==== DATA TO USE

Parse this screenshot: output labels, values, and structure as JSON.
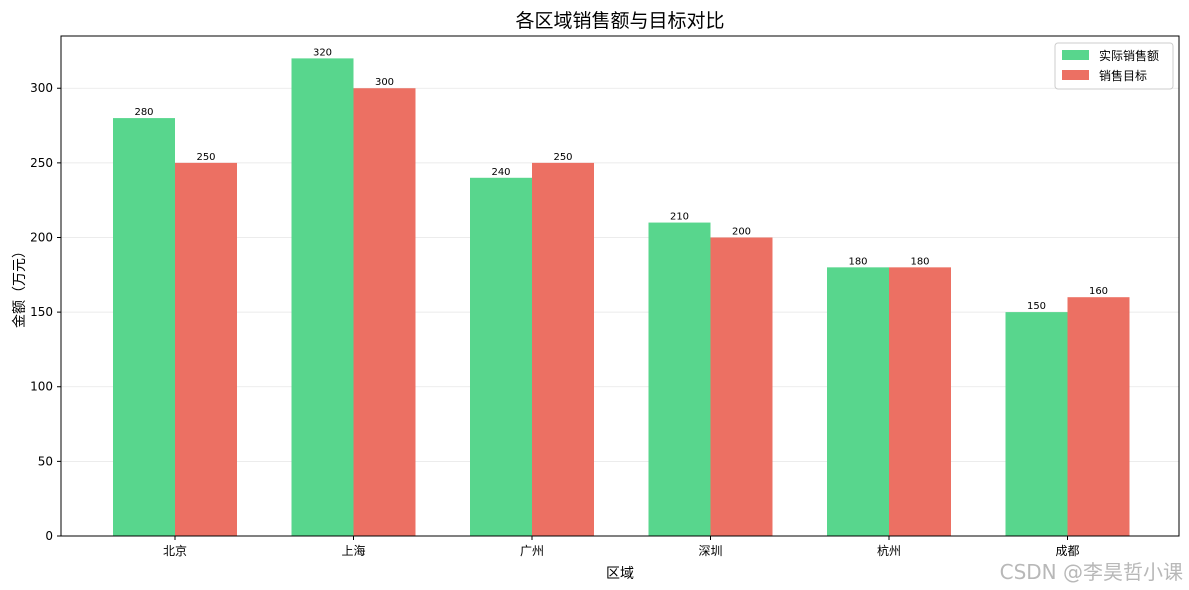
{
  "chart_data": {
    "type": "bar",
    "title": "各区域销售额与目标对比",
    "xlabel": "区域",
    "ylabel": "金额（万元）",
    "categories": [
      "北京",
      "上海",
      "广州",
      "深圳",
      "杭州",
      "成都"
    ],
    "series": [
      {
        "name": "实际销售额",
        "values": [
          280,
          320,
          240,
          210,
          180,
          150
        ],
        "color": "#58d68d"
      },
      {
        "name": "销售目标",
        "values": [
          250,
          300,
          250,
          200,
          180,
          160
        ],
        "color": "#ec7063"
      }
    ],
    "ylim": [
      0,
      335
    ],
    "yticks": [
      0,
      50,
      100,
      150,
      200,
      250,
      300
    ],
    "grid": "horizontal",
    "legend_position": "top-right"
  },
  "watermark": "CSDN @李昊哲小课"
}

========

# EXERCISE TASK
Leave out the pictures and reproduce the rest of the listing exactly.

# WRITTEN RESPONSE
Parse this screenshot: output labels, values, and structure as JSON.
{
  "chart_data": {
    "type": "bar",
    "title": "各区域销售额与目标对比",
    "xlabel": "区域",
    "ylabel": "金额（万元）",
    "categories": [
      "北京",
      "上海",
      "广州",
      "深圳",
      "杭州",
      "成都"
    ],
    "series": [
      {
        "name": "实际销售额",
        "values": [
          280,
          320,
          240,
          210,
          180,
          150
        ],
        "color": "#58d68d"
      },
      {
        "name": "销售目标",
        "values": [
          250,
          300,
          250,
          200,
          180,
          160
        ],
        "color": "#ec7063"
      }
    ],
    "ylim": [
      0,
      335
    ],
    "yticks": [
      0,
      50,
      100,
      150,
      200,
      250,
      300
    ],
    "grid": "horizontal",
    "legend_position": "top-right"
  },
  "watermark": "CSDN @李昊哲小课"
}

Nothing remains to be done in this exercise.